> EXERCISE DIRECTIONS:
Below are some records; work out how many of their lines contain "contact" and give the number only.

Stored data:

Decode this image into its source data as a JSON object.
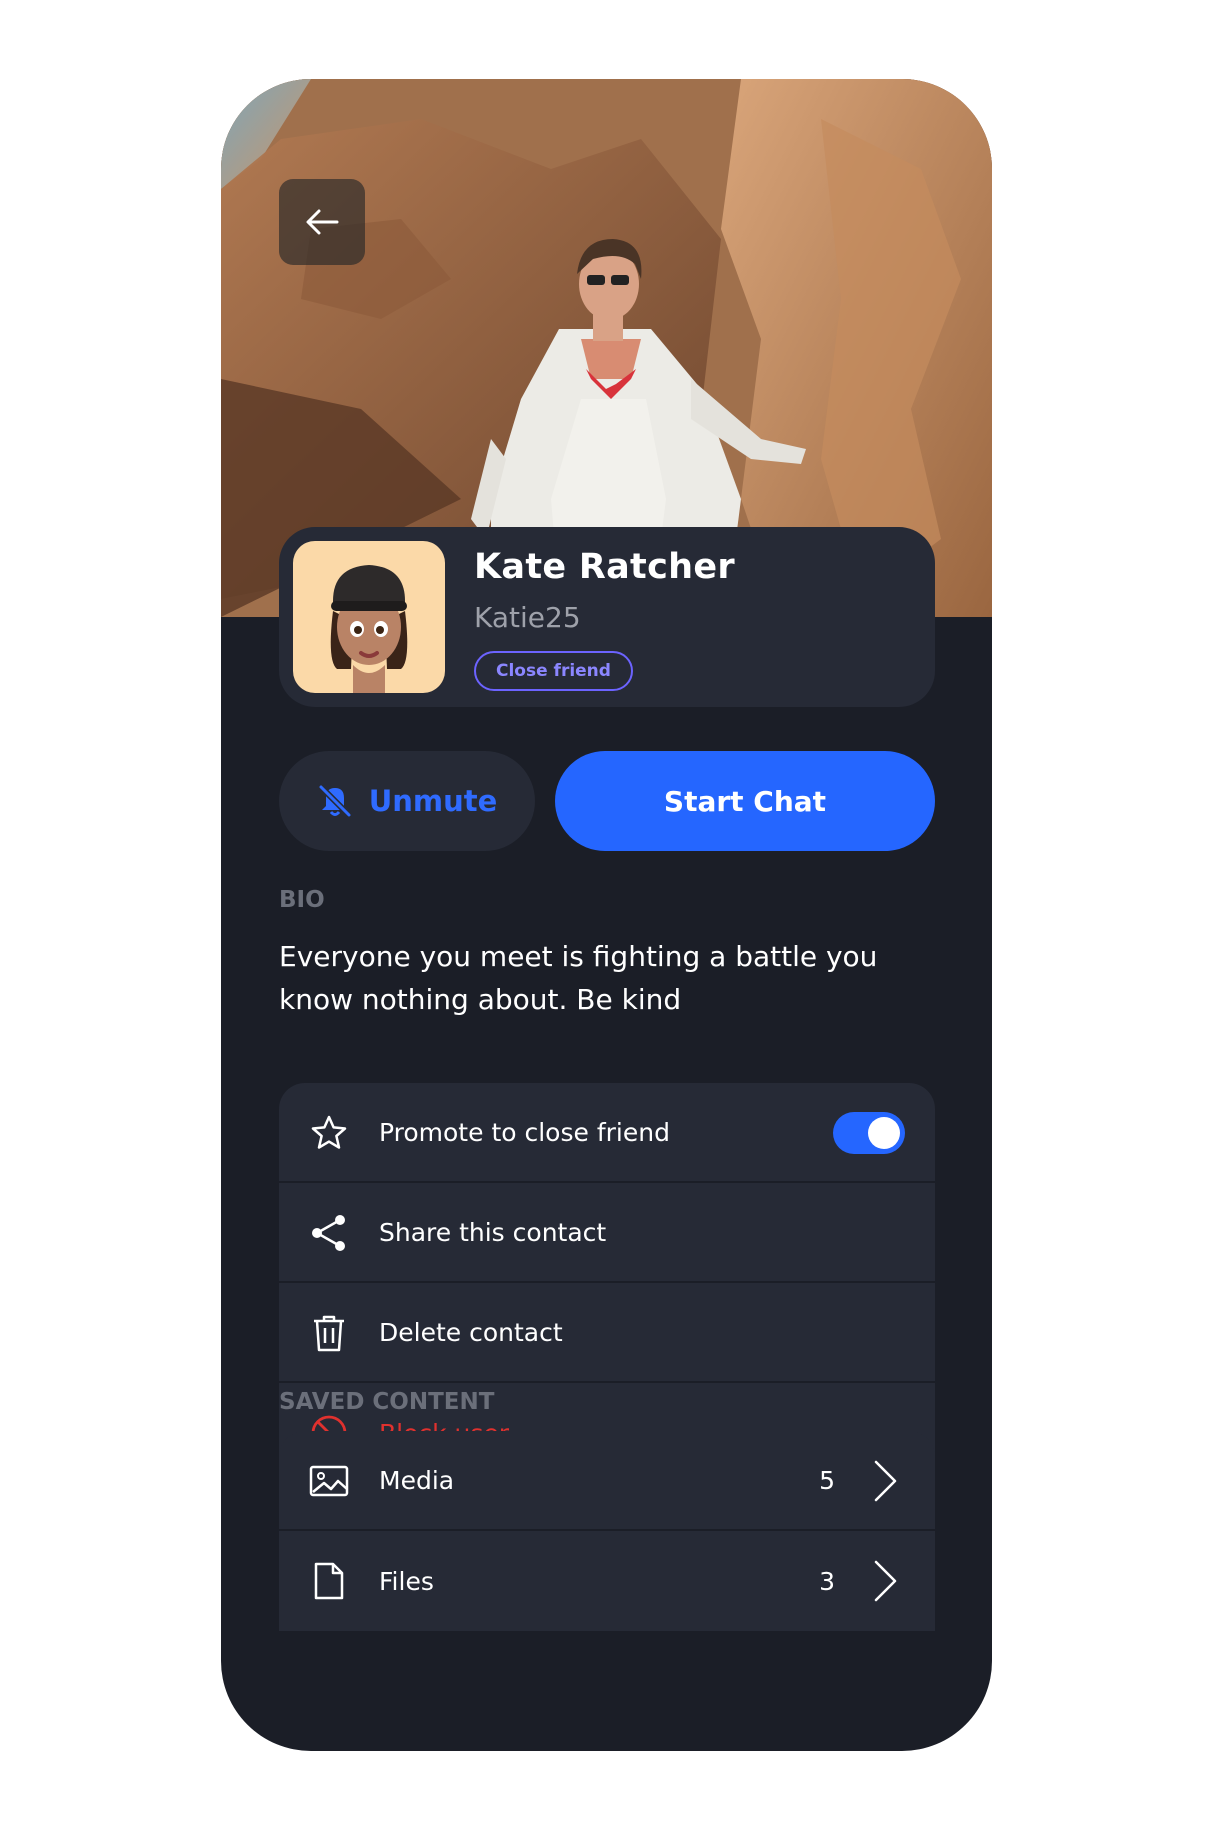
{
  "profile": {
    "name": "Kate Ratcher",
    "username": "Katie25",
    "badge": "Close friend"
  },
  "actions": {
    "unmute_label": "Unmute",
    "start_chat_label": "Start Chat"
  },
  "bio": {
    "label": "BIO",
    "text": "Everyone you meet is fighting a battle you know nothing about. Be kind"
  },
  "settings": {
    "promote_label": "Promote to close friend",
    "promote_enabled": true,
    "share_label": "Share this contact",
    "delete_label": "Delete contact",
    "block_label": "Block user"
  },
  "saved": {
    "label": "SAVED CONTENT",
    "items": [
      {
        "label": "Media",
        "count": "5",
        "icon": "image-icon"
      },
      {
        "label": "Files",
        "count": "3",
        "icon": "file-icon"
      }
    ]
  },
  "colors": {
    "background": "#1b1e27",
    "card": "#262a36",
    "accent": "#2566ff",
    "badge": "#6c63ff",
    "danger": "#e0312e"
  }
}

> COMPLETE RESPONSE:
2